**Prompt**
Your task is to give the listing below back word for word, pictures excluded.

(Data extracted from a collection)

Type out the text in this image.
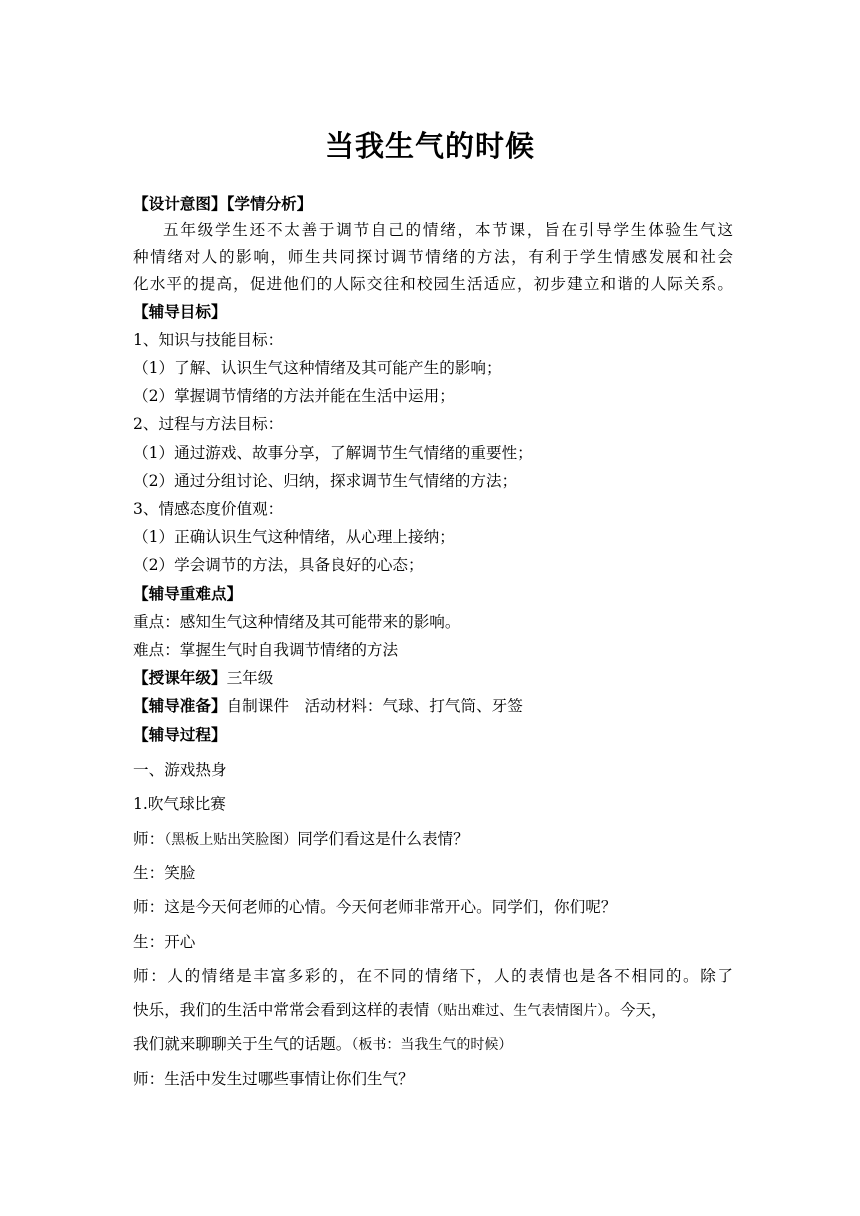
当我生气的时候
【设计意图】【学情分析】
五年级学生还不太善于调节自己的情绪，本节课，旨在引导学生体验生气这
种情绪对人的影响，师生共同探讨调节情绪的方法，有利于学生情感发展和社会
化水平的提高，促进他们的人际交往和校园生活适应，初步建立和谐的人际关系。
【辅导目标】
1、知识与技能目标：
（1）了解、认识生气这种情绪及其可能产生的影响；
（2）掌握调节情绪的方法并能在生活中运用；
2、过程与方法目标：
（1）通过游戏、故事分享，了解调节生气情绪的重要性；
（2）通过分组讨论、归纳，探求调节生气情绪的方法；
3、情感态度价值观：
（1）正确认识生气这种情绪，从心理上接纳；
（2）学会调节的方法，具备良好的心态；
【辅导重难点】
重点：感知生气这种情绪及其可能带来的影响。
难点：掌握生气时自我调节情绪的方法
【授课年级】三年级
【辅导准备】自制课件　活动材料：气球、打气筒、牙签
【辅导过程】
一、游戏热身
1.吹气球比赛
师：（黑板上贴出笑脸图）同学们看这是什么表情？
生：笑脸
师：这是今天何老师的心情。今天何老师非常开心。同学们，你们呢？
生：开心
师：人的情绪是丰富多彩的，在不同的情绪下，人的表情也是各不相同的。除了
快乐，我们的生活中常常会看到这样的表情（贴出难过、生气表情图片）。今天，
我们就来聊聊关于生气的话题。（板书：当我生气的时候）
师：生活中发生过哪些事情让你们生气？
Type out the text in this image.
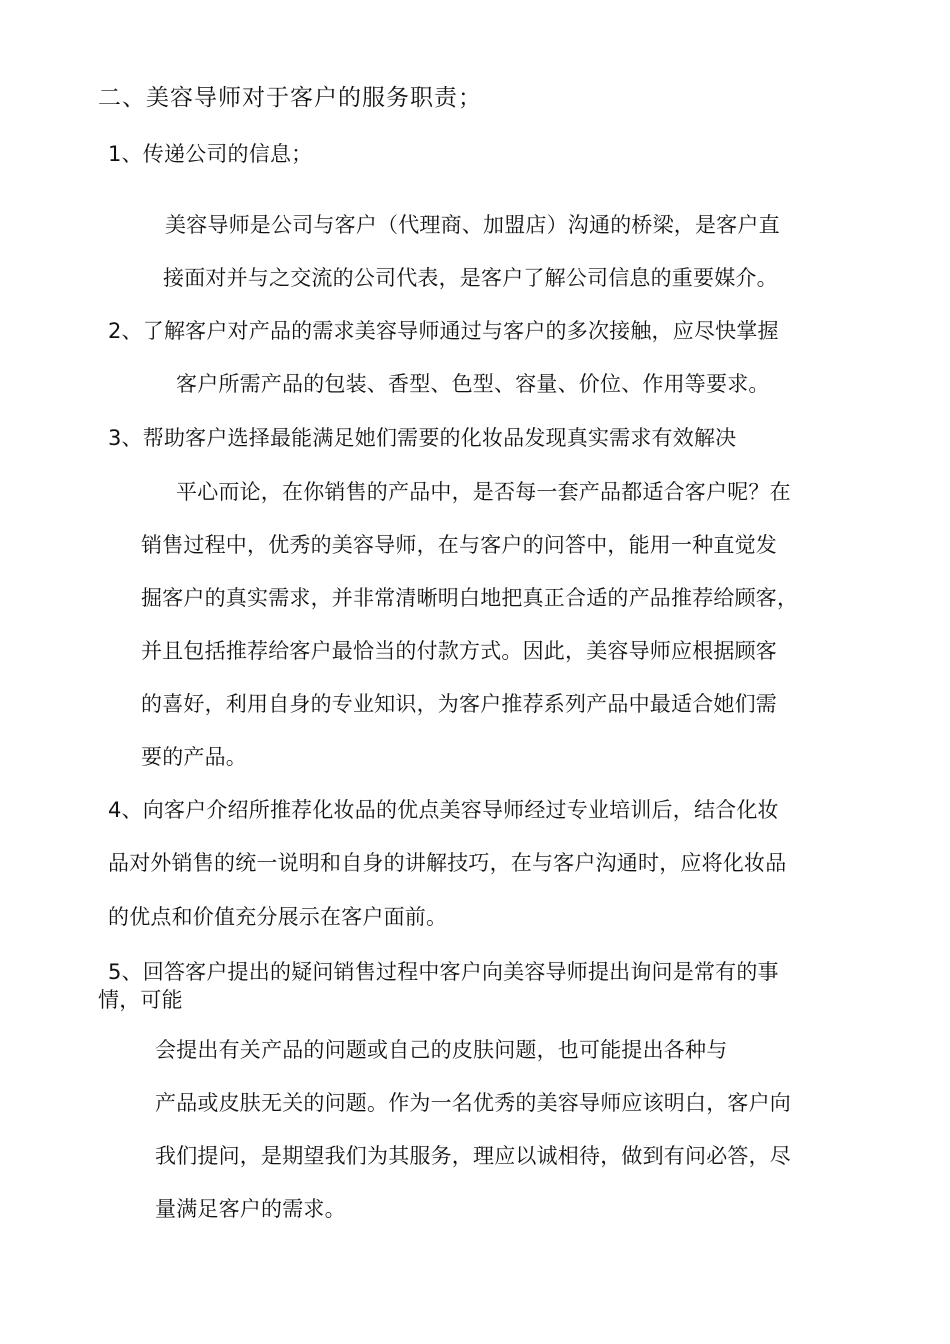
二、美容导师对于客户的服务职责；
1、传递公司的信息；
美容导师是公司与客户（代理商、加盟店）沟通的桥梁，是客户直
接面对并与之交流的公司代表，是客户了解公司信息的重要媒介。
2、了解客户对产品的需求美容导师通过与客户的多次接触，应尽快掌握
客户所需产品的包装、香型、色型、容量、价位、作用等要求。
3、帮助客户选择最能满足她们需要的化妆品发现真实需求有效解决
平心而论，在你销售的产品中，是否每一套产品都适合客户呢？在
销售过程中，优秀的美容导师，在与客户的问答中，能用一种直觉发
掘客户的真实需求，并非常清晰明白地把真正合适的产品推荐给顾客，
并且包括推荐给客户最恰当的付款方式。因此，美容导师应根据顾客
的喜好，利用自身的专业知识，为客户推荐系列产品中最适合她们需
要的产品。
4、向客户介绍所推荐化妆品的优点美容导师经过专业培训后，结合化妆
品对外销售的统一说明和自身的讲解技巧，在与客户沟通时，应将化妆品
的优点和价值充分展示在客户面前。
5、回答客户提出的疑问销售过程中客户向美容导师提出询问是常有的事
情，可能
会提出有关产品的问题或自己的皮肤问题，也可能提出各种与
产品或皮肤无关的问题。作为一名优秀的美容导师应该明白，客户向
我们提问，是期望我们为其服务，理应以诚相待，做到有问必答，尽
量满足客户的需求。
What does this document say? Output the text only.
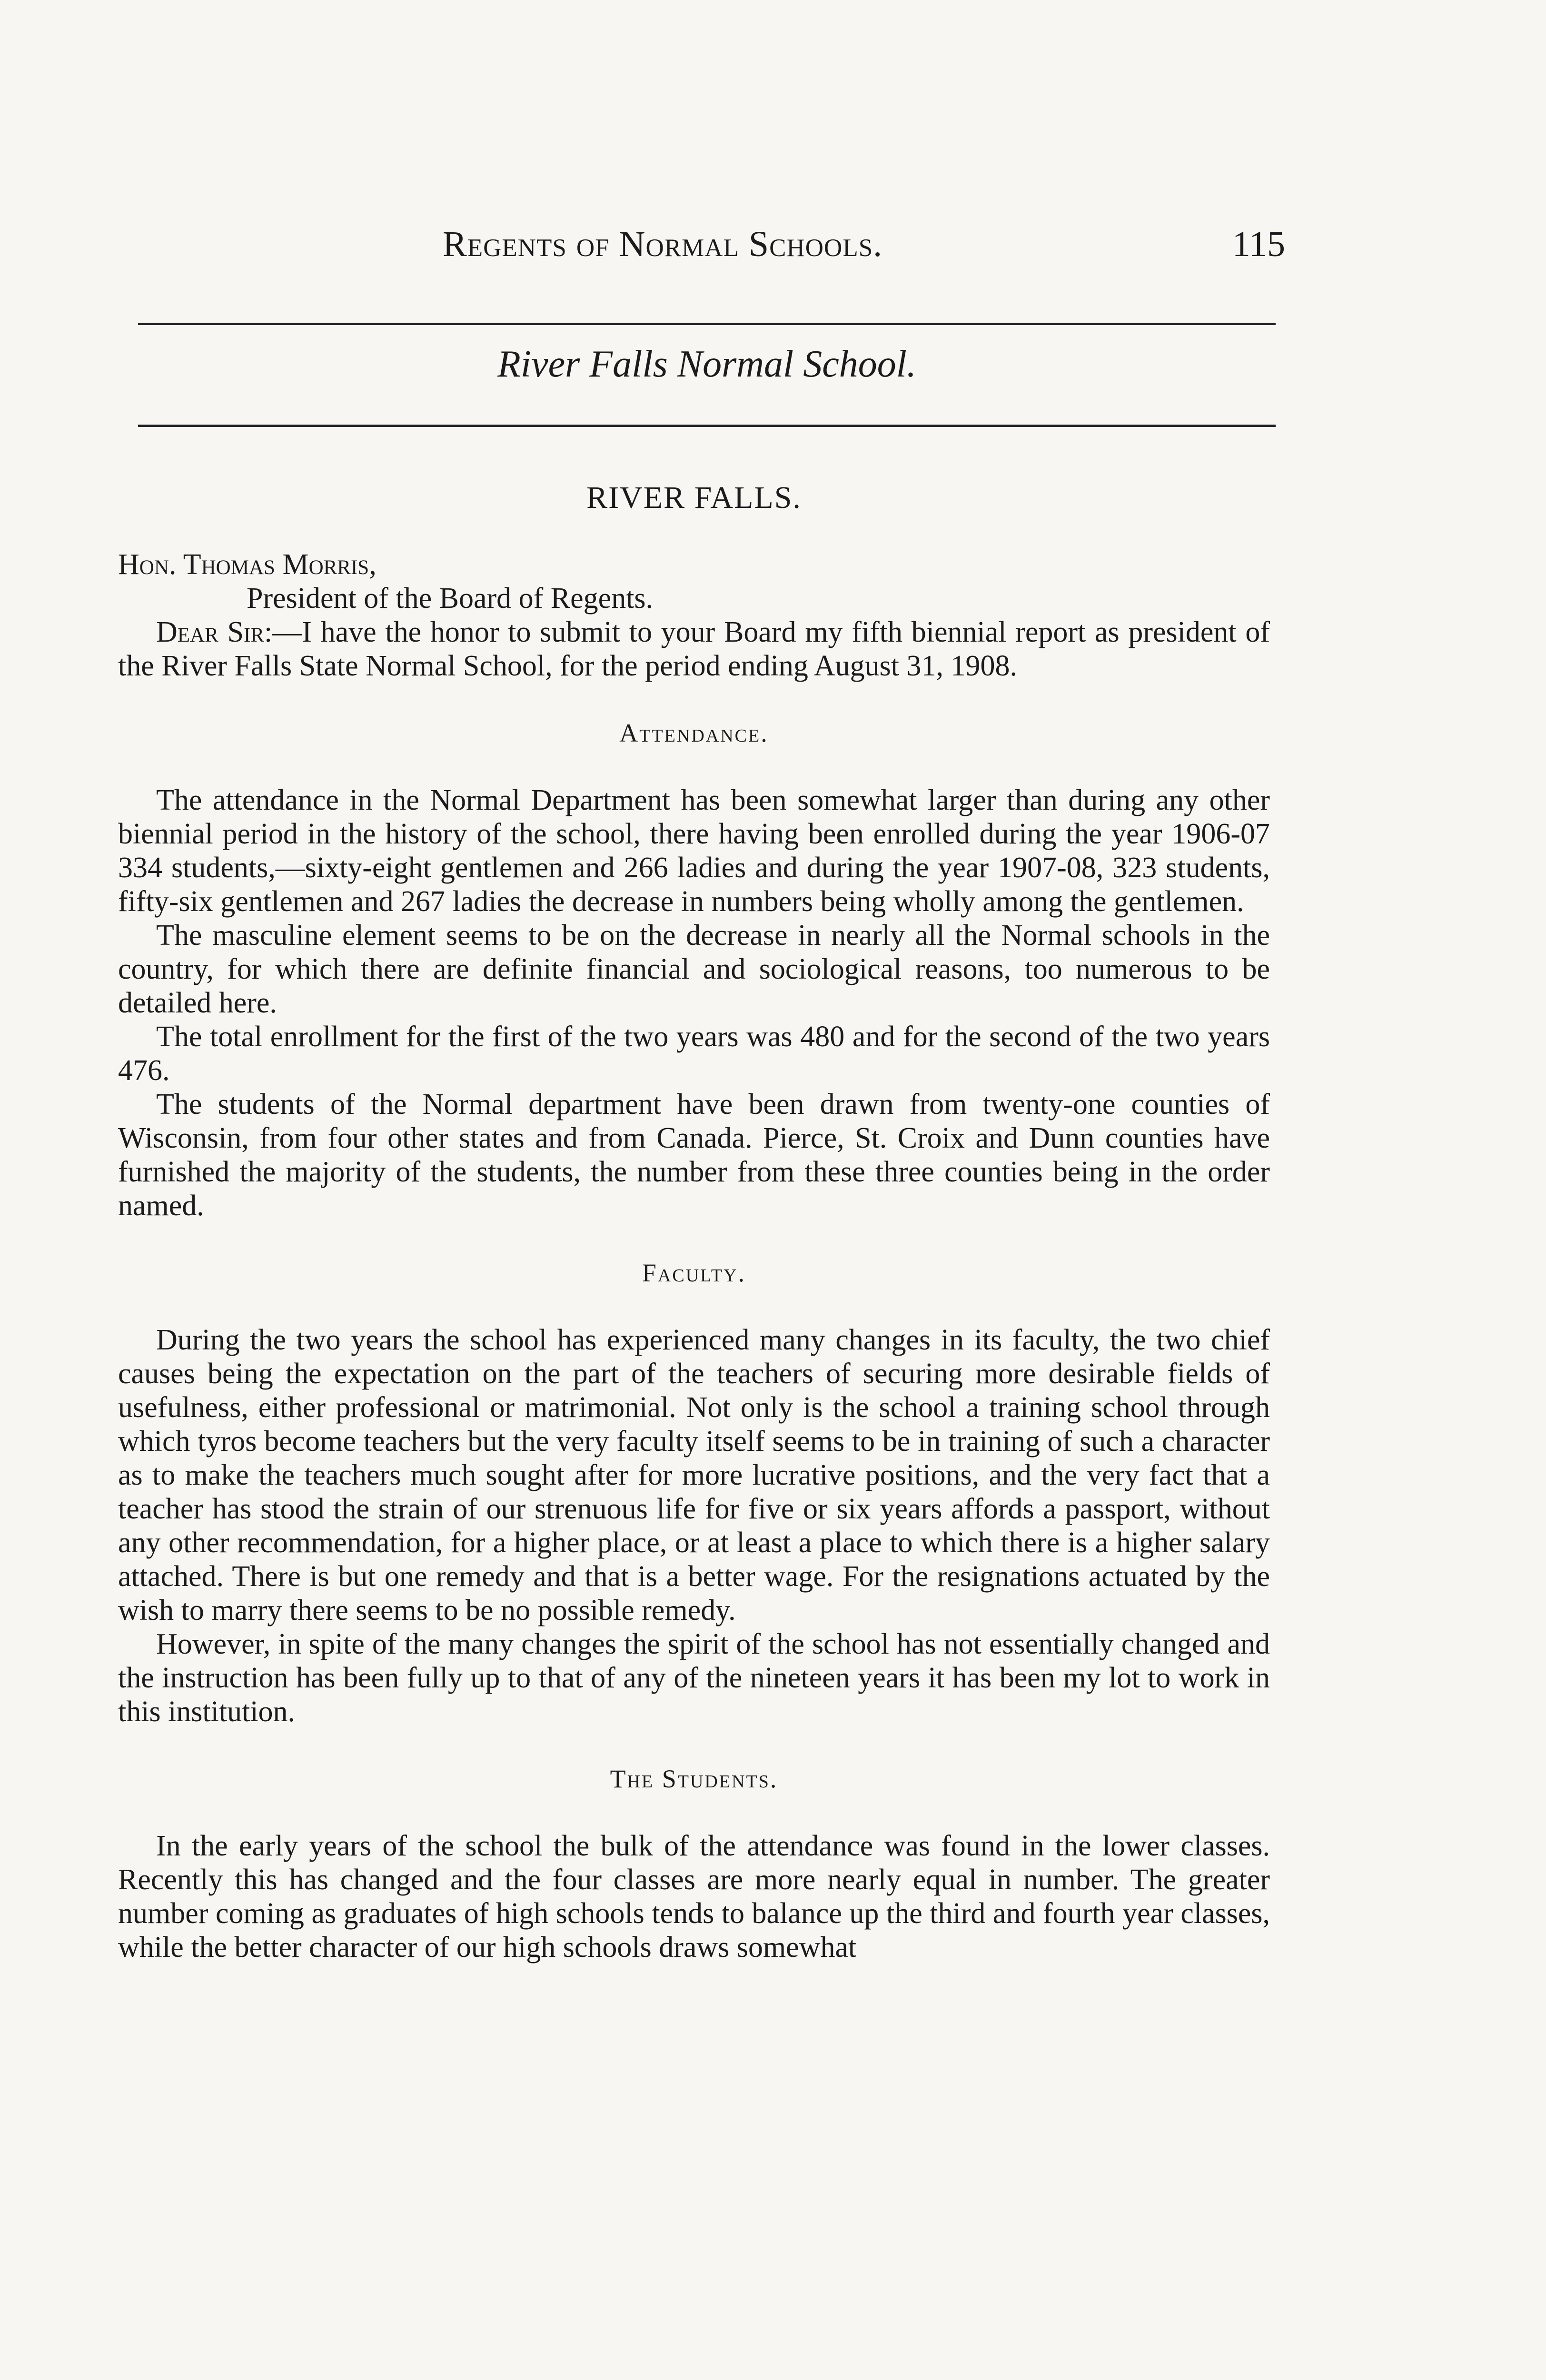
Regents of Normal Schools.	115
River Falls Normal School.
RIVER FALLS.

Hon. Thomas Morris,

President of the Board of Regents.

Dear Sir:—I have the honor to submit to your Board my fifth biennial report as president of the River Falls State Normal School, for the period ending August 31, 1908.

Attendance.

The attendance in the Normal Department has been somewhat larger than during any other biennial period in the history of the school, there having been enrolled during the year 1906-07 334 students,—sixty-eight gentlemen and 266 ladies and during the year 1907-08, 323 students, fifty-six gentlemen and 267 ladies the decrease in numbers being wholly among the gentlemen.

The masculine element seems to be on the decrease in nearly all the Normal schools in the country, for which there are definite financial and sociological reasons, too numerous to be detailed here.

The total enrollment for the first of the two years was 480 and for the second of the two years 476.

The students of the Normal department have been drawn from twenty-one counties of Wisconsin, from four other states and from Canada. Pierce, St. Croix and Dunn counties have furnished the majority of the students, the number from these three counties being in the order named.

Faculty.

During the two years the school has experienced many changes in its faculty, the two chief causes being the expectation on the part of the teachers of securing more desirable fields of usefulness, either professional or matrimonial. Not only is the school a training school through which tyros become teachers but the very faculty itself seems to be in training of such a character as to make the teachers much sought after for more lucrative positions, and the very fact that a teacher has stood the strain of our strenuous life for five or six years affords a passport, without any other recommendation, for a higher place, or at least a place to which there is a higher salary attached. There is but one remedy and that is a better wage. For the resignations actuated by the wish to marry there seems to be no possible remedy.

However, in spite of the many changes the spirit of the school has not essentially changed and the instruction has been fully up to that of any of the nineteen years it has been my lot to work in this institution.

The Students.

In the early years of the school the bulk of the attendance was found in the lower classes. Recently this has changed and the four classes are more nearly equal in number. The greater number coming as graduates of high schools tends to balance up the third and fourth year classes, while the better character of our high schools draws somewhat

**Final answer**
Type out the text in this image.
当我生气的时候
【设计意图】【学情分析】
五年级学生还不太善于调节自己的情绪，本节课，旨在引导学生体验生气这
种情绪对人的影响，师生共同探讨调节情绪的方法，有利于学生情感发展和社会
化水平的提高，促进他们的人际交往和校园生活适应，初步建立和谐的人际关系。
【辅导目标】
1、知识与技能目标：
（1）了解、认识生气这种情绪及其可能产生的影响；
（2）掌握调节情绪的方法并能在生活中运用；
2、过程与方法目标：
（1）通过游戏、故事分享，了解调节生气情绪的重要性；
（2）通过分组讨论、归纳，探求调节生气情绪的方法；
3、情感态度价值观：
（1）正确认识生气这种情绪，从心理上接纳；
（2）学会调节的方法，具备良好的心态；
【辅导重难点】
重点：感知生气这种情绪及其可能带来的影响。
难点：掌握生气时自我调节情绪的方法
【授课年级】三年级
【辅导准备】自制课件　活动材料：气球、打气筒、牙签
【辅导过程】
一、游戏热身
1.吹气球比赛
师：（黑板上贴出笑脸图）同学们看这是什么表情？
生：笑脸
师：这是今天何老师的心情。今天何老师非常开心。同学们，你们呢？
生：开心
师：人的情绪是丰富多彩的，在不同的情绪下，人的表情也是各不相同的。除了
快乐，我们的生活中常常会看到这样的表情（贴出难过、生气表情图片）。今天，
我们就来聊聊关于生气的话题。（板书：当我生气的时候）
师：生活中发生过哪些事情让你们生气？
Type out the text in this image.
二、美容导师对于客户的服务职责；
1、传递公司的信息；
美容导师是公司与客户（代理商、加盟店）沟通的桥梁，是客户直
接面对并与之交流的公司代表，是客户了解公司信息的重要媒介。
2、了解客户对产品的需求美容导师通过与客户的多次接触，应尽快掌握
客户所需产品的包装、香型、色型、容量、价位、作用等要求。
3、帮助客户选择最能满足她们需要的化妆品发现真实需求有效解决
平心而论，在你销售的产品中，是否每一套产品都适合客户呢？在
销售过程中，优秀的美容导师，在与客户的问答中，能用一种直觉发
掘客户的真实需求，并非常清晰明白地把真正合适的产品推荐给顾客，
并且包括推荐给客户最恰当的付款方式。因此，美容导师应根据顾客
的喜好，利用自身的专业知识，为客户推荐系列产品中最适合她们需
要的产品。
4、向客户介绍所推荐化妆品的优点美容导师经过专业培训后，结合化妆
品对外销售的统一说明和自身的讲解技巧，在与客户沟通时，应将化妆品
的优点和价值充分展示在客户面前。
5、回答客户提出的疑问销售过程中客户向美容导师提出询问是常有的事
情，可能
会提出有关产品的问题或自己的皮肤问题，也可能提出各种与
产品或皮肤无关的问题。作为一名优秀的美容导师应该明白，客户向
我们提问，是期望我们为其服务，理应以诚相待，做到有问必答，尽
量满足客户的需求。
What does this document say? Output the text only.
Regents of Normal Schools.	115
River Falls Normal School.
RIVER FALLS.

Hon. Thomas Morris,

President of the Board of Regents.

Dear Sir:—I have the honor to submit to your Board my fifth biennial report as president of the River Falls State Normal School, for the period ending August 31, 1908.

Attendance.

The attendance in the Normal Department has been somewhat larger than during any other biennial period in the history of the school, there having been enrolled during the year 1906-07 334 students,—sixty-eight gentlemen and 266 ladies and during the year 1907-08, 323 students, fifty-six gentlemen and 267 ladies the decrease in numbers being wholly among the gentlemen.

The masculine element seems to be on the decrease in nearly all the Normal schools in the country, for which there are definite financial and sociological reasons, too numerous to be detailed here.

The total enrollment for the first of the two years was 480 and for the second of the two years 476.

The students of the Normal department have been drawn from twenty-one counties of Wisconsin, from four other states and from Canada. Pierce, St. Croix and Dunn counties have furnished the majority of the students, the number from these three counties being in the order named.

Faculty.

During the two years the school has experienced many changes in its faculty, the two chief causes being the expectation on the part of the teachers of securing more desirable fields of usefulness, either professional or matrimonial. Not only is the school a training school through which tyros become teachers but the very faculty itself seems to be in training of such a character as to make the teachers much sought after for more lucrative positions, and the very fact that a teacher has stood the strain of our strenuous life for five or six years affords a passport, without any other recommendation, for a higher place, or at least a place to which there is a higher salary attached. There is but one remedy and that is a better wage. For the resignations actuated by the wish to marry there seems to be no possible remedy.

However, in spite of the many changes the spirit of the school has not essentially changed and the instruction has been fully up to that of any of the nineteen years it has been my lot to work in this institution.

The Students.

In the early years of the school the bulk of the attendance was found in the lower classes. Recently this has changed and the four classes are more nearly equal in number. The greater number coming as graduates of high schools tends to balance up the third and fourth year classes, while the better character of our high schools draws somewhat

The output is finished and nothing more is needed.